THE PROBLEM. Retype the full set of records. Keep every character identical.

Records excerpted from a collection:

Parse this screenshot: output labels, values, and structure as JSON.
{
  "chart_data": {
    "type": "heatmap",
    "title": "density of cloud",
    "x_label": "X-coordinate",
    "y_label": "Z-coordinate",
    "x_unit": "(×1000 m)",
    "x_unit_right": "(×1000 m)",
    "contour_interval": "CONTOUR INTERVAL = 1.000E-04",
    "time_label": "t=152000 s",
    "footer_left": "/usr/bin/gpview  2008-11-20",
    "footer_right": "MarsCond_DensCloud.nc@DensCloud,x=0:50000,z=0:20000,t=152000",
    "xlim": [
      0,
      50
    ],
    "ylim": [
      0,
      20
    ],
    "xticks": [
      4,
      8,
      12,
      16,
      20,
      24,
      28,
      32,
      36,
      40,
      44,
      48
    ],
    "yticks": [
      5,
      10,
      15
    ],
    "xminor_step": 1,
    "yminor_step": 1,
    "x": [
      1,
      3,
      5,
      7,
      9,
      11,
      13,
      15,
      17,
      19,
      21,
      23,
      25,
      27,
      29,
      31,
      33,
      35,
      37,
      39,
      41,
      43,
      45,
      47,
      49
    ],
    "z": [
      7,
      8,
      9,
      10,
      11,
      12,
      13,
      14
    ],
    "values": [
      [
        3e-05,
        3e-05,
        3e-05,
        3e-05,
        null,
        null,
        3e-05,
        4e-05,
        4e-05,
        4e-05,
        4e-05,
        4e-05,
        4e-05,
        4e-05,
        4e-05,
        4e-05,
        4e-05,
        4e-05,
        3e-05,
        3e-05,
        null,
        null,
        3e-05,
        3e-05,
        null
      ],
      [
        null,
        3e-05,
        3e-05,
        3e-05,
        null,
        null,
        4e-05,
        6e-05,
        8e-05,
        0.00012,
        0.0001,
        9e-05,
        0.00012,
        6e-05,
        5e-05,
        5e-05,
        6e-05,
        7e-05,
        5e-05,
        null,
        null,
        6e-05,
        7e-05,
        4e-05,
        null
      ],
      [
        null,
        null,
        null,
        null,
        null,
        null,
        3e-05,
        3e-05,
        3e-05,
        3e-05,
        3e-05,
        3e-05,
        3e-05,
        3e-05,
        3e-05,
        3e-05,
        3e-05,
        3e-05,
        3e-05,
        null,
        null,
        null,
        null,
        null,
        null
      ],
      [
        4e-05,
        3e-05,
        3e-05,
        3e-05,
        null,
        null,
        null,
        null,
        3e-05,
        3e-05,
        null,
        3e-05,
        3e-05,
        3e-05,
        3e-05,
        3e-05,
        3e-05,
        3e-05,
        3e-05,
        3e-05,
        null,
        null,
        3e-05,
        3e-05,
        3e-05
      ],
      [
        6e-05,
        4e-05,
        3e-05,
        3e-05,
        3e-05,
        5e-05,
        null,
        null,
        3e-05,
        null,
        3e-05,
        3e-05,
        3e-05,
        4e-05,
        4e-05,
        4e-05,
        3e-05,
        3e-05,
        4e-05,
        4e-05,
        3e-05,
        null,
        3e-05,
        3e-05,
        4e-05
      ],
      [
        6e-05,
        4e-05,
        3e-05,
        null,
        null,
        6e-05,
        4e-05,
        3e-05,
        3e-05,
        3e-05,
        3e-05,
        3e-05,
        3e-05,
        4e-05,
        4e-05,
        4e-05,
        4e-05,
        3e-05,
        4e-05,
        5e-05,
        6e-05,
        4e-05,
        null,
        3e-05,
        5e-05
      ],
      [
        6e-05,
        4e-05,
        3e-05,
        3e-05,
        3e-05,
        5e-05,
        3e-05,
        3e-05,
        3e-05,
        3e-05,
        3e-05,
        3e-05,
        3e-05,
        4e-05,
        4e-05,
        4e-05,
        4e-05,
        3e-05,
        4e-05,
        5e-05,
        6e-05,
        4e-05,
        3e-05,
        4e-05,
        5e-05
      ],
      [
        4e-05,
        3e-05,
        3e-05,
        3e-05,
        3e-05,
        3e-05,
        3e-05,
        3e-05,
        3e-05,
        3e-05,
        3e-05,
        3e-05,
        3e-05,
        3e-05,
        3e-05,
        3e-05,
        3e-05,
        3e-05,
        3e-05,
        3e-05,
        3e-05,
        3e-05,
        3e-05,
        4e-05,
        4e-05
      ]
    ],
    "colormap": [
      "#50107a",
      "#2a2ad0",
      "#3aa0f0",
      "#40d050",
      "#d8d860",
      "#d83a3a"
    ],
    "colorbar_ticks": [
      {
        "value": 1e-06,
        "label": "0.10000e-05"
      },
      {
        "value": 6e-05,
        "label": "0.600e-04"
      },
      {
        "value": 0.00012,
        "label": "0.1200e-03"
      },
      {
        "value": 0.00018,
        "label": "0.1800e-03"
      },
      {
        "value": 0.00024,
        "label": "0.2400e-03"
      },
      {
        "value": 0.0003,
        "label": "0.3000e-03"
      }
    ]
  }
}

ANSWER TO THIS EXERCISE.
Parse this screenshot: output labels, values, and structure as JSON.
{
  "chart_data": {
    "type": "heatmap",
    "title": "density of cloud",
    "x_label": "X-coordinate",
    "y_label": "Z-coordinate",
    "x_unit": "(×1000 m)",
    "x_unit_right": "(×1000 m)",
    "contour_interval": "CONTOUR INTERVAL = 1.000E-04",
    "time_label": "t=152000 s",
    "footer_left": "/usr/bin/gpview  2008-11-20",
    "footer_right": "MarsCond_DensCloud.nc@DensCloud,x=0:50000,z=0:20000,t=152000",
    "xlim": [
      0,
      50
    ],
    "ylim": [
      0,
      20
    ],
    "xticks": [
      4,
      8,
      12,
      16,
      20,
      24,
      28,
      32,
      36,
      40,
      44,
      48
    ],
    "yticks": [
      5,
      10,
      15
    ],
    "xminor_step": 1,
    "yminor_step": 1,
    "x": [
      1,
      3,
      5,
      7,
      9,
      11,
      13,
      15,
      17,
      19,
      21,
      23,
      25,
      27,
      29,
      31,
      33,
      35,
      37,
      39,
      41,
      43,
      45,
      47,
      49
    ],
    "z": [
      7,
      8,
      9,
      10,
      11,
      12,
      13,
      14
    ],
    "values": [
      [
        3e-05,
        3e-05,
        3e-05,
        3e-05,
        null,
        null,
        3e-05,
        4e-05,
        4e-05,
        4e-05,
        4e-05,
        4e-05,
        4e-05,
        4e-05,
        4e-05,
        4e-05,
        4e-05,
        4e-05,
        3e-05,
        3e-05,
        null,
        null,
        3e-05,
        3e-05,
        null
      ],
      [
        null,
        3e-05,
        3e-05,
        3e-05,
        null,
        null,
        4e-05,
        6e-05,
        8e-05,
        0.00012,
        0.0001,
        9e-05,
        0.00012,
        6e-05,
        5e-05,
        5e-05,
        6e-05,
        7e-05,
        5e-05,
        null,
        null,
        6e-05,
        7e-05,
        4e-05,
        null
      ],
      [
        null,
        null,
        null,
        null,
        null,
        null,
        3e-05,
        3e-05,
        3e-05,
        3e-05,
        3e-05,
        3e-05,
        3e-05,
        3e-05,
        3e-05,
        3e-05,
        3e-05,
        3e-05,
        3e-05,
        null,
        null,
        null,
        null,
        null,
        null
      ],
      [
        4e-05,
        3e-05,
        3e-05,
        3e-05,
        null,
        null,
        null,
        null,
        3e-05,
        3e-05,
        null,
        3e-05,
        3e-05,
        3e-05,
        3e-05,
        3e-05,
        3e-05,
        3e-05,
        3e-05,
        3e-05,
        null,
        null,
        3e-05,
        3e-05,
        3e-05
      ],
      [
        6e-05,
        4e-05,
        3e-05,
        3e-05,
        3e-05,
        5e-05,
        null,
        null,
        3e-05,
        null,
        3e-05,
        3e-05,
        3e-05,
        4e-05,
        4e-05,
        4e-05,
        3e-05,
        3e-05,
        4e-05,
        4e-05,
        3e-05,
        null,
        3e-05,
        3e-05,
        4e-05
      ],
      [
        6e-05,
        4e-05,
        3e-05,
        null,
        null,
        6e-05,
        4e-05,
        3e-05,
        3e-05,
        3e-05,
        3e-05,
        3e-05,
        3e-05,
        4e-05,
        4e-05,
        4e-05,
        4e-05,
        3e-05,
        4e-05,
        5e-05,
        6e-05,
        4e-05,
        null,
        3e-05,
        5e-05
      ],
      [
        6e-05,
        4e-05,
        3e-05,
        3e-05,
        3e-05,
        5e-05,
        3e-05,
        3e-05,
        3e-05,
        3e-05,
        3e-05,
        3e-05,
        3e-05,
        4e-05,
        4e-05,
        4e-05,
        4e-05,
        3e-05,
        4e-05,
        5e-05,
        6e-05,
        4e-05,
        3e-05,
        4e-05,
        5e-05
      ],
      [
        4e-05,
        3e-05,
        3e-05,
        3e-05,
        3e-05,
        3e-05,
        3e-05,
        3e-05,
        3e-05,
        3e-05,
        3e-05,
        3e-05,
        3e-05,
        3e-05,
        3e-05,
        3e-05,
        3e-05,
        3e-05,
        3e-05,
        3e-05,
        3e-05,
        3e-05,
        3e-05,
        4e-05,
        4e-05
      ]
    ],
    "colormap": [
      "#50107a",
      "#2a2ad0",
      "#3aa0f0",
      "#40d050",
      "#d8d860",
      "#d83a3a"
    ],
    "colorbar_ticks": [
      {
        "value": 1e-06,
        "label": "0.10000e-05"
      },
      {
        "value": 6e-05,
        "label": "0.600e-04"
      },
      {
        "value": 0.00012,
        "label": "0.1200e-03"
      },
      {
        "value": 0.00018,
        "label": "0.1800e-03"
      },
      {
        "value": 0.00024,
        "label": "0.2400e-03"
      },
      {
        "value": 0.0003,
        "label": "0.3000e-03"
      }
    ]
  }
}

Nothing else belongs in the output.